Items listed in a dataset
## begin

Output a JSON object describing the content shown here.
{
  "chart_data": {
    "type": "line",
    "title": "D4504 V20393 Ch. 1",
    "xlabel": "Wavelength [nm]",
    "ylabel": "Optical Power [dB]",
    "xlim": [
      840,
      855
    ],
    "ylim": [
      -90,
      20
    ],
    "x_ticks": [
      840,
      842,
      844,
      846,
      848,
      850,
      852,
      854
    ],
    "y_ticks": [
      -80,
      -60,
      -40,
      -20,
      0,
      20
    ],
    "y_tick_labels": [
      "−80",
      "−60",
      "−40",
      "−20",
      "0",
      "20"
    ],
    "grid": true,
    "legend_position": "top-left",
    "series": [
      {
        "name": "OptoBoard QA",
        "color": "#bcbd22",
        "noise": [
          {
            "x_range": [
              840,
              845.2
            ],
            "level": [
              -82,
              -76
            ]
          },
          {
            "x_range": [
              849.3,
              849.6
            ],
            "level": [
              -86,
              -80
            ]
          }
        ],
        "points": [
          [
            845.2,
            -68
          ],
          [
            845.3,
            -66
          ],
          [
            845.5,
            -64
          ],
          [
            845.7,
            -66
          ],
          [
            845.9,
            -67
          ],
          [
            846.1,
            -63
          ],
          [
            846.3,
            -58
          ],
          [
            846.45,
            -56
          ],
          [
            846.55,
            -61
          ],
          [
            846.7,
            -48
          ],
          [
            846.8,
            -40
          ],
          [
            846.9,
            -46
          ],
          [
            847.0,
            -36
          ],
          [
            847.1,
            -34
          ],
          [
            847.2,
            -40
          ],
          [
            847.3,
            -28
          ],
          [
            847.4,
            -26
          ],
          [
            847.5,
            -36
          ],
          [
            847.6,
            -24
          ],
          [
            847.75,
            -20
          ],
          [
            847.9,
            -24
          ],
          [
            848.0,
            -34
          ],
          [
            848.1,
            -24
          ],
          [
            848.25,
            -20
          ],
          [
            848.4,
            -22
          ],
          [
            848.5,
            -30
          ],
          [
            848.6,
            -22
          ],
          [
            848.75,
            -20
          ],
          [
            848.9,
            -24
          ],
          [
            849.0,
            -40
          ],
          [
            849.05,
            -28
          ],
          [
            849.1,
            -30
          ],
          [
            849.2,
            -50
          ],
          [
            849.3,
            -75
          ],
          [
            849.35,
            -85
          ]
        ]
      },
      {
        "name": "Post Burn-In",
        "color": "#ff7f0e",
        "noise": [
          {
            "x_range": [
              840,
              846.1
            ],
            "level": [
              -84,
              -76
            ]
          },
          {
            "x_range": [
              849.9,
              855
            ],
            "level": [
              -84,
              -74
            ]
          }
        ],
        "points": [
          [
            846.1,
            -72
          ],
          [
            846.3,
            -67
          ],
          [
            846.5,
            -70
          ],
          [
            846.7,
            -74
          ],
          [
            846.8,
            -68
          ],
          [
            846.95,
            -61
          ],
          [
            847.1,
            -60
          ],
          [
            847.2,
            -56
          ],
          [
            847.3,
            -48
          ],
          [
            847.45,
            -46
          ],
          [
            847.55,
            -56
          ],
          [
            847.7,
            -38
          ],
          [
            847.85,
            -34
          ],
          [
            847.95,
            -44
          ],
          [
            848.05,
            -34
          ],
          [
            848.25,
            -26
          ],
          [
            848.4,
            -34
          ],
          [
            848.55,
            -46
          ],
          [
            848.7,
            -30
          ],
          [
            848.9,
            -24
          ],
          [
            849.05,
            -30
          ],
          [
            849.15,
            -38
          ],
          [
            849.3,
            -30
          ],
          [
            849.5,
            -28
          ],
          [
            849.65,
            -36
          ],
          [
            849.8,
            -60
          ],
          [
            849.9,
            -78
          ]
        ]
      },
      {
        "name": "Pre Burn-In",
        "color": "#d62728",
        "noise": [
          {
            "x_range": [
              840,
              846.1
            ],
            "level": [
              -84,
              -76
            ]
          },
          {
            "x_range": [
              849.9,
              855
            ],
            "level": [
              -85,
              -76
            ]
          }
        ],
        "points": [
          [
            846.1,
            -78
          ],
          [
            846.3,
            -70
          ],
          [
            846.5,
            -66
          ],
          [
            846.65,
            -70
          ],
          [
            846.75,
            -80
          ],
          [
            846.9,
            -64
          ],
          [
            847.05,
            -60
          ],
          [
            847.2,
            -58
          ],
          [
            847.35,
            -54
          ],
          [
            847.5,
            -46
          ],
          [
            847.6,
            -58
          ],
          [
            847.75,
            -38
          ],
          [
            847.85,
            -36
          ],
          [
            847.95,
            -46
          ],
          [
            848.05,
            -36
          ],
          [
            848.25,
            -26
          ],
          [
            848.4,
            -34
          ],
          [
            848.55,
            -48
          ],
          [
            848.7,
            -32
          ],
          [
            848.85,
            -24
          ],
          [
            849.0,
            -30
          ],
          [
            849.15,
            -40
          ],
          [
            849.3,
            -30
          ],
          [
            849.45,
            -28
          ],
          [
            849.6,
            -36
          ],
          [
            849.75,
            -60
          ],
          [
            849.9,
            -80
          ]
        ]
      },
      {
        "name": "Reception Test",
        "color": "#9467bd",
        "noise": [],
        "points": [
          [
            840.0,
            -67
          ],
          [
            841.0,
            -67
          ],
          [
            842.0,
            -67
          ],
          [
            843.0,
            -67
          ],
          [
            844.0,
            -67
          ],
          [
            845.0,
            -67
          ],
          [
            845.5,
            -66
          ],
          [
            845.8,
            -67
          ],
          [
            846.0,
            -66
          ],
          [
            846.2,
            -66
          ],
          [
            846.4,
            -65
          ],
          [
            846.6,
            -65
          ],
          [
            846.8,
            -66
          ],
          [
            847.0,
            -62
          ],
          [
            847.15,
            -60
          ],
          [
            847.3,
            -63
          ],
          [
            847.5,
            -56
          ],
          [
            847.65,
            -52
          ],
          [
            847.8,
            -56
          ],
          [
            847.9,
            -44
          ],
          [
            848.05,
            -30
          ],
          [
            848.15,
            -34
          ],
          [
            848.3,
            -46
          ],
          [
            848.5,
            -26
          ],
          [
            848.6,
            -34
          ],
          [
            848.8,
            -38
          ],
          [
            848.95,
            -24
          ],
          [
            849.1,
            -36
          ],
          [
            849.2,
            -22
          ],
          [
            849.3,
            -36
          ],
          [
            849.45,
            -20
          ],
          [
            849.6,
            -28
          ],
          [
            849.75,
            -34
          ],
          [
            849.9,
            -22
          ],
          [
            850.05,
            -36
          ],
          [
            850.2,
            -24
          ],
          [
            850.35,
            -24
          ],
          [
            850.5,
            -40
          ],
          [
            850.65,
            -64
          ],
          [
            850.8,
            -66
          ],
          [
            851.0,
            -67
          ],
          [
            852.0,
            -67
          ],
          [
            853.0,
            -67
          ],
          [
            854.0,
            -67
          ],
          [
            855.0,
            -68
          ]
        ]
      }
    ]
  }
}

## end

### Given task
Write down the full listing again, exactly.

### Answer below
Output a JSON object describing the content shown here.
{
  "chart_data": {
    "type": "line",
    "title": "D4504 V20393 Ch. 1",
    "xlabel": "Wavelength [nm]",
    "ylabel": "Optical Power [dB]",
    "xlim": [
      840,
      855
    ],
    "ylim": [
      -90,
      20
    ],
    "x_ticks": [
      840,
      842,
      844,
      846,
      848,
      850,
      852,
      854
    ],
    "y_ticks": [
      -80,
      -60,
      -40,
      -20,
      0,
      20
    ],
    "y_tick_labels": [
      "−80",
      "−60",
      "−40",
      "−20",
      "0",
      "20"
    ],
    "grid": true,
    "legend_position": "top-left",
    "series": [
      {
        "name": "OptoBoard QA",
        "color": "#bcbd22",
        "noise": [
          {
            "x_range": [
              840,
              845.2
            ],
            "level": [
              -82,
              -76
            ]
          },
          {
            "x_range": [
              849.3,
              849.6
            ],
            "level": [
              -86,
              -80
            ]
          }
        ],
        "points": [
          [
            845.2,
            -68
          ],
          [
            845.3,
            -66
          ],
          [
            845.5,
            -64
          ],
          [
            845.7,
            -66
          ],
          [
            845.9,
            -67
          ],
          [
            846.1,
            -63
          ],
          [
            846.3,
            -58
          ],
          [
            846.45,
            -56
          ],
          [
            846.55,
            -61
          ],
          [
            846.7,
            -48
          ],
          [
            846.8,
            -40
          ],
          [
            846.9,
            -46
          ],
          [
            847.0,
            -36
          ],
          [
            847.1,
            -34
          ],
          [
            847.2,
            -40
          ],
          [
            847.3,
            -28
          ],
          [
            847.4,
            -26
          ],
          [
            847.5,
            -36
          ],
          [
            847.6,
            -24
          ],
          [
            847.75,
            -20
          ],
          [
            847.9,
            -24
          ],
          [
            848.0,
            -34
          ],
          [
            848.1,
            -24
          ],
          [
            848.25,
            -20
          ],
          [
            848.4,
            -22
          ],
          [
            848.5,
            -30
          ],
          [
            848.6,
            -22
          ],
          [
            848.75,
            -20
          ],
          [
            848.9,
            -24
          ],
          [
            849.0,
            -40
          ],
          [
            849.05,
            -28
          ],
          [
            849.1,
            -30
          ],
          [
            849.2,
            -50
          ],
          [
            849.3,
            -75
          ],
          [
            849.35,
            -85
          ]
        ]
      },
      {
        "name": "Post Burn-In",
        "color": "#ff7f0e",
        "noise": [
          {
            "x_range": [
              840,
              846.1
            ],
            "level": [
              -84,
              -76
            ]
          },
          {
            "x_range": [
              849.9,
              855
            ],
            "level": [
              -84,
              -74
            ]
          }
        ],
        "points": [
          [
            846.1,
            -72
          ],
          [
            846.3,
            -67
          ],
          [
            846.5,
            -70
          ],
          [
            846.7,
            -74
          ],
          [
            846.8,
            -68
          ],
          [
            846.95,
            -61
          ],
          [
            847.1,
            -60
          ],
          [
            847.2,
            -56
          ],
          [
            847.3,
            -48
          ],
          [
            847.45,
            -46
          ],
          [
            847.55,
            -56
          ],
          [
            847.7,
            -38
          ],
          [
            847.85,
            -34
          ],
          [
            847.95,
            -44
          ],
          [
            848.05,
            -34
          ],
          [
            848.25,
            -26
          ],
          [
            848.4,
            -34
          ],
          [
            848.55,
            -46
          ],
          [
            848.7,
            -30
          ],
          [
            848.9,
            -24
          ],
          [
            849.05,
            -30
          ],
          [
            849.15,
            -38
          ],
          [
            849.3,
            -30
          ],
          [
            849.5,
            -28
          ],
          [
            849.65,
            -36
          ],
          [
            849.8,
            -60
          ],
          [
            849.9,
            -78
          ]
        ]
      },
      {
        "name": "Pre Burn-In",
        "color": "#d62728",
        "noise": [
          {
            "x_range": [
              840,
              846.1
            ],
            "level": [
              -84,
              -76
            ]
          },
          {
            "x_range": [
              849.9,
              855
            ],
            "level": [
              -85,
              -76
            ]
          }
        ],
        "points": [
          [
            846.1,
            -78
          ],
          [
            846.3,
            -70
          ],
          [
            846.5,
            -66
          ],
          [
            846.65,
            -70
          ],
          [
            846.75,
            -80
          ],
          [
            846.9,
            -64
          ],
          [
            847.05,
            -60
          ],
          [
            847.2,
            -58
          ],
          [
            847.35,
            -54
          ],
          [
            847.5,
            -46
          ],
          [
            847.6,
            -58
          ],
          [
            847.75,
            -38
          ],
          [
            847.85,
            -36
          ],
          [
            847.95,
            -46
          ],
          [
            848.05,
            -36
          ],
          [
            848.25,
            -26
          ],
          [
            848.4,
            -34
          ],
          [
            848.55,
            -48
          ],
          [
            848.7,
            -32
          ],
          [
            848.85,
            -24
          ],
          [
            849.0,
            -30
          ],
          [
            849.15,
            -40
          ],
          [
            849.3,
            -30
          ],
          [
            849.45,
            -28
          ],
          [
            849.6,
            -36
          ],
          [
            849.75,
            -60
          ],
          [
            849.9,
            -80
          ]
        ]
      },
      {
        "name": "Reception Test",
        "color": "#9467bd",
        "noise": [],
        "points": [
          [
            840.0,
            -67
          ],
          [
            841.0,
            -67
          ],
          [
            842.0,
            -67
          ],
          [
            843.0,
            -67
          ],
          [
            844.0,
            -67
          ],
          [
            845.0,
            -67
          ],
          [
            845.5,
            -66
          ],
          [
            845.8,
            -67
          ],
          [
            846.0,
            -66
          ],
          [
            846.2,
            -66
          ],
          [
            846.4,
            -65
          ],
          [
            846.6,
            -65
          ],
          [
            846.8,
            -66
          ],
          [
            847.0,
            -62
          ],
          [
            847.15,
            -60
          ],
          [
            847.3,
            -63
          ],
          [
            847.5,
            -56
          ],
          [
            847.65,
            -52
          ],
          [
            847.8,
            -56
          ],
          [
            847.9,
            -44
          ],
          [
            848.05,
            -30
          ],
          [
            848.15,
            -34
          ],
          [
            848.3,
            -46
          ],
          [
            848.5,
            -26
          ],
          [
            848.6,
            -34
          ],
          [
            848.8,
            -38
          ],
          [
            848.95,
            -24
          ],
          [
            849.1,
            -36
          ],
          [
            849.2,
            -22
          ],
          [
            849.3,
            -36
          ],
          [
            849.45,
            -20
          ],
          [
            849.6,
            -28
          ],
          [
            849.75,
            -34
          ],
          [
            849.9,
            -22
          ],
          [
            850.05,
            -36
          ],
          [
            850.2,
            -24
          ],
          [
            850.35,
            -24
          ],
          [
            850.5,
            -40
          ],
          [
            850.65,
            -64
          ],
          [
            850.8,
            -66
          ],
          [
            851.0,
            -67
          ],
          [
            852.0,
            -67
          ],
          [
            853.0,
            -67
          ],
          [
            854.0,
            -67
          ],
          [
            855.0,
            -68
          ]
        ]
      }
    ]
  }
}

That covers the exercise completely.